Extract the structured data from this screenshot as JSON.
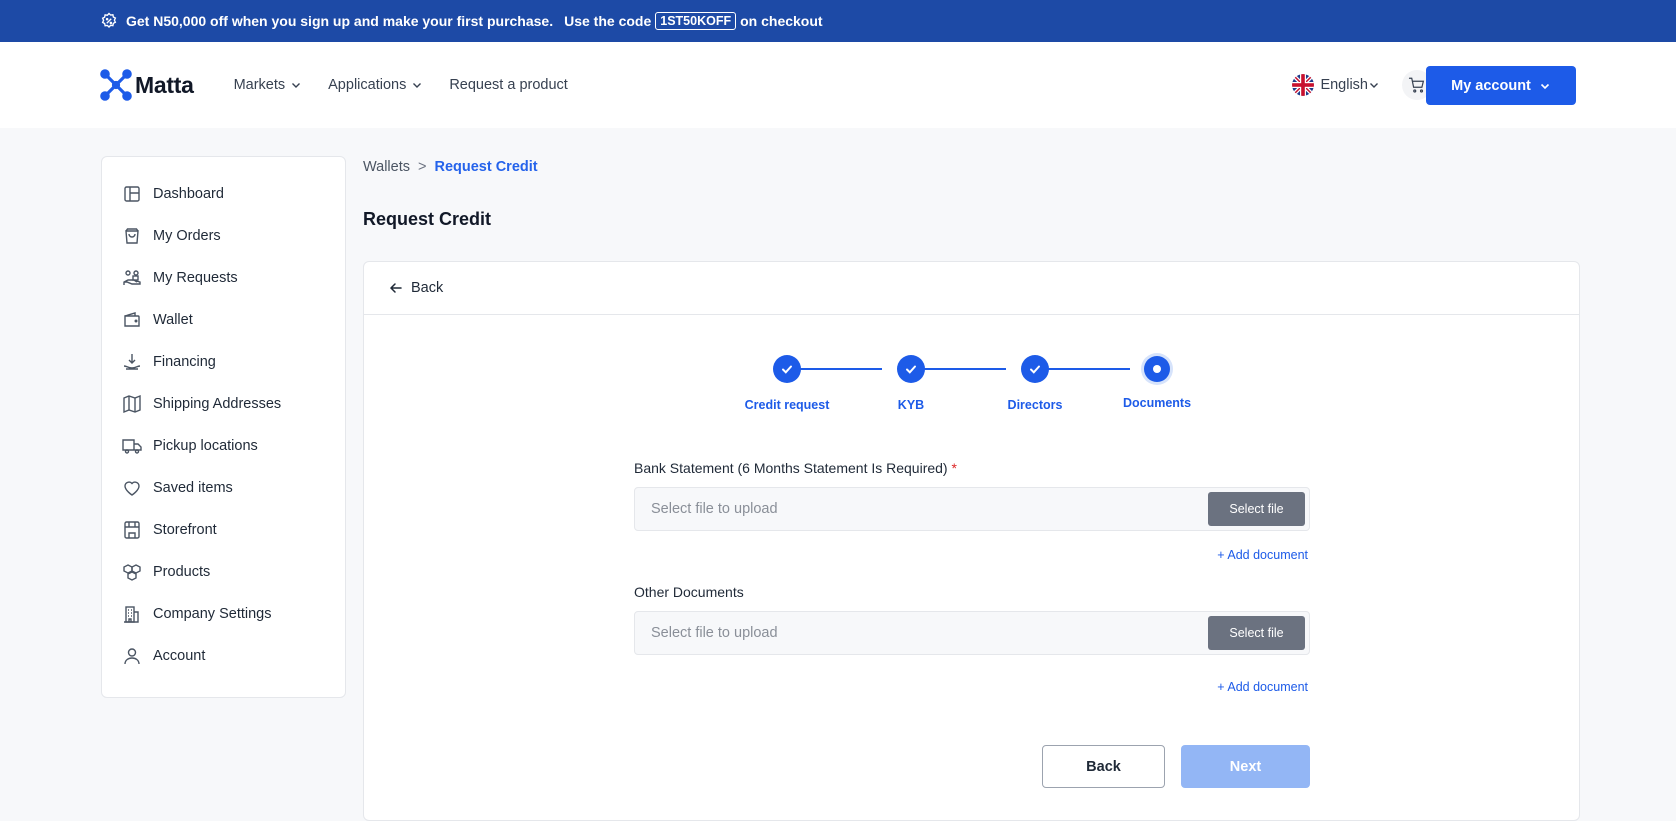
{
  "promo": {
    "text_before": "Get N50,000 off when you sign up and make your first purchase.",
    "text_use": "Use the code",
    "code": "1ST50KOFF",
    "text_after": "on checkout"
  },
  "header": {
    "logo_text": "Matta",
    "nav": [
      {
        "label": "Markets"
      },
      {
        "label": "Applications"
      },
      {
        "label": "Request a product"
      }
    ],
    "language": "English",
    "account_label": "My account"
  },
  "sidebar": {
    "items": [
      {
        "label": "Dashboard",
        "icon": "dashboard-icon"
      },
      {
        "label": "My Orders",
        "icon": "shopping-bag-icon"
      },
      {
        "label": "My Requests",
        "icon": "requests-icon"
      },
      {
        "label": "Wallet",
        "icon": "wallet-icon"
      },
      {
        "label": "Financing",
        "icon": "financing-icon"
      },
      {
        "label": "Shipping Addresses",
        "icon": "map-icon"
      },
      {
        "label": "Pickup locations",
        "icon": "truck-icon"
      },
      {
        "label": "Saved items",
        "icon": "heart-icon"
      },
      {
        "label": "Storefront",
        "icon": "storefront-icon"
      },
      {
        "label": "Products",
        "icon": "boxes-icon"
      },
      {
        "label": "Company Settings",
        "icon": "building-icon"
      },
      {
        "label": "Account",
        "icon": "user-icon"
      }
    ]
  },
  "breadcrumb": {
    "parent": "Wallets",
    "separator": ">",
    "current": "Request Credit"
  },
  "page_title": "Request Credit",
  "card": {
    "back_label": "Back",
    "steps": [
      {
        "label": "Credit request",
        "status": "complete"
      },
      {
        "label": "KYB",
        "status": "complete"
      },
      {
        "label": "Directors",
        "status": "complete"
      },
      {
        "label": "Documents",
        "status": "current"
      }
    ],
    "fields": [
      {
        "label": "Bank Statement (6 Months Statement Is Required)",
        "required": "*",
        "placeholder": "Select file to upload",
        "button": "Select file",
        "add": "+ Add document"
      },
      {
        "label": "Other Documents",
        "placeholder": "Select file to upload",
        "button": "Select file",
        "add": "+ Add document"
      }
    ],
    "back_button": "Back",
    "next_button": "Next"
  },
  "colors": {
    "primary": "#1d5be8",
    "promo_bg": "#1d4aa6",
    "next_disabled": "#93b6f5"
  }
}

What the exercise asks: Leave out the pictures and restate everything else word for word.

Task output:
Extract the structured data from this screenshot as JSON.
{
  "promo": {
    "text_before": "Get N50,000 off when you sign up and make your first purchase.",
    "text_use": "Use the code",
    "code": "1ST50KOFF",
    "text_after": "on checkout"
  },
  "header": {
    "logo_text": "Matta",
    "nav": [
      {
        "label": "Markets"
      },
      {
        "label": "Applications"
      },
      {
        "label": "Request a product"
      }
    ],
    "language": "English",
    "account_label": "My account"
  },
  "sidebar": {
    "items": [
      {
        "label": "Dashboard",
        "icon": "dashboard-icon"
      },
      {
        "label": "My Orders",
        "icon": "shopping-bag-icon"
      },
      {
        "label": "My Requests",
        "icon": "requests-icon"
      },
      {
        "label": "Wallet",
        "icon": "wallet-icon"
      },
      {
        "label": "Financing",
        "icon": "financing-icon"
      },
      {
        "label": "Shipping Addresses",
        "icon": "map-icon"
      },
      {
        "label": "Pickup locations",
        "icon": "truck-icon"
      },
      {
        "label": "Saved items",
        "icon": "heart-icon"
      },
      {
        "label": "Storefront",
        "icon": "storefront-icon"
      },
      {
        "label": "Products",
        "icon": "boxes-icon"
      },
      {
        "label": "Company Settings",
        "icon": "building-icon"
      },
      {
        "label": "Account",
        "icon": "user-icon"
      }
    ]
  },
  "breadcrumb": {
    "parent": "Wallets",
    "separator": ">",
    "current": "Request Credit"
  },
  "page_title": "Request Credit",
  "card": {
    "back_label": "Back",
    "steps": [
      {
        "label": "Credit request",
        "status": "complete"
      },
      {
        "label": "KYB",
        "status": "complete"
      },
      {
        "label": "Directors",
        "status": "complete"
      },
      {
        "label": "Documents",
        "status": "current"
      }
    ],
    "fields": [
      {
        "label": "Bank Statement (6 Months Statement Is Required)",
        "required": "*",
        "placeholder": "Select file to upload",
        "button": "Select file",
        "add": "+ Add document"
      },
      {
        "label": "Other Documents",
        "placeholder": "Select file to upload",
        "button": "Select file",
        "add": "+ Add document"
      }
    ],
    "back_button": "Back",
    "next_button": "Next"
  },
  "colors": {
    "primary": "#1d5be8",
    "promo_bg": "#1d4aa6",
    "next_disabled": "#93b6f5"
  }
}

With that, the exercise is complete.